Reproduce each record exactly.

+ + + +

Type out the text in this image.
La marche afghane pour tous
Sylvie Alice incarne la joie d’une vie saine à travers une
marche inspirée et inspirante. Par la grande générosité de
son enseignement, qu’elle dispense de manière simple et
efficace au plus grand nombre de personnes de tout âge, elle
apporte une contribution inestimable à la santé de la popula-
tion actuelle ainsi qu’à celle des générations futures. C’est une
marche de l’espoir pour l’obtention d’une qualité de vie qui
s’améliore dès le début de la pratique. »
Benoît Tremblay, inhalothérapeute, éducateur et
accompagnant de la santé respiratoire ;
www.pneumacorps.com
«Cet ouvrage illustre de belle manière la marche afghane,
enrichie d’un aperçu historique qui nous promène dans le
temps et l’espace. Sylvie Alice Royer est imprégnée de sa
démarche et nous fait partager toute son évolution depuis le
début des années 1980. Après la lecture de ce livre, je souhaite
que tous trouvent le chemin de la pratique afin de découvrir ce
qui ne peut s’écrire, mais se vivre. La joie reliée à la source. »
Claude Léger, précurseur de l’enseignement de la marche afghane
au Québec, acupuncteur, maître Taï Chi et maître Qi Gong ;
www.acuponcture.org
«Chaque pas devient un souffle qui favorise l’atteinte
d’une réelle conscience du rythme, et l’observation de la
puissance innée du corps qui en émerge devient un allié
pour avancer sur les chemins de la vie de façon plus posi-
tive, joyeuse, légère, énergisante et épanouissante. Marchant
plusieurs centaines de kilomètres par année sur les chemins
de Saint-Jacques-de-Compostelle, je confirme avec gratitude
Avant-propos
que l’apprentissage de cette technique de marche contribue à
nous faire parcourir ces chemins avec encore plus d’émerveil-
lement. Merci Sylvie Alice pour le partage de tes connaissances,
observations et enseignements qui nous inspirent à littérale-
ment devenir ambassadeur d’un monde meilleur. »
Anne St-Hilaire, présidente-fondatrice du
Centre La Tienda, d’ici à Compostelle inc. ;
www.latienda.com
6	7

+ + + +

[SOLUTION TO THIS EXERCISE]
Type out the text in this image.
La marche afghane pour tous
Sylvie Alice incarne la joie d’une vie saine à travers une
marche inspirée et inspirante. Par la grande générosité de
son enseignement, qu’elle dispense de manière simple et
efficace au plus grand nombre de personnes de tout âge, elle
apporte une contribution inestimable à la santé de la popula-
tion actuelle ainsi qu’à celle des générations futures. C’est une
marche de l’espoir pour l’obtention d’une qualité de vie qui
s’améliore dès le début de la pratique. »
Benoît Tremblay, inhalothérapeute, éducateur et
accompagnant de la santé respiratoire ;
www.pneumacorps.com
«Cet ouvrage illustre de belle manière la marche afghane,
enrichie d’un aperçu historique qui nous promène dans le
temps et l’espace. Sylvie Alice Royer est imprégnée de sa
démarche et nous fait partager toute son évolution depuis le
début des années 1980. Après la lecture de ce livre, je souhaite
que tous trouvent le chemin de la pratique afin de découvrir ce
qui ne peut s’écrire, mais se vivre. La joie reliée à la source. »
Claude Léger, précurseur de l’enseignement de la marche afghane
au Québec, acupuncteur, maître Taï Chi et maître Qi Gong ;
www.acuponcture.org
«Chaque pas devient un souffle qui favorise l’atteinte
d’une réelle conscience du rythme, et l’observation de la
puissance innée du corps qui en émerge devient un allié
pour avancer sur les chemins de la vie de façon plus posi-
tive, joyeuse, légère, énergisante et épanouissante. Marchant
plusieurs centaines de kilomètres par année sur les chemins
de Saint-Jacques-de-Compostelle, je confirme avec gratitude
Avant-propos
que l’apprentissage de cette technique de marche contribue à
nous faire parcourir ces chemins avec encore plus d’émerveil-
lement. Merci Sylvie Alice pour le partage de tes connaissances,
observations et enseignements qui nous inspirent à littérale-
ment devenir ambassadeur d’un monde meilleur. »
Anne St-Hilaire, présidente-fondatrice du
Centre La Tienda, d’ici à Compostelle inc. ;
www.latienda.com
6	7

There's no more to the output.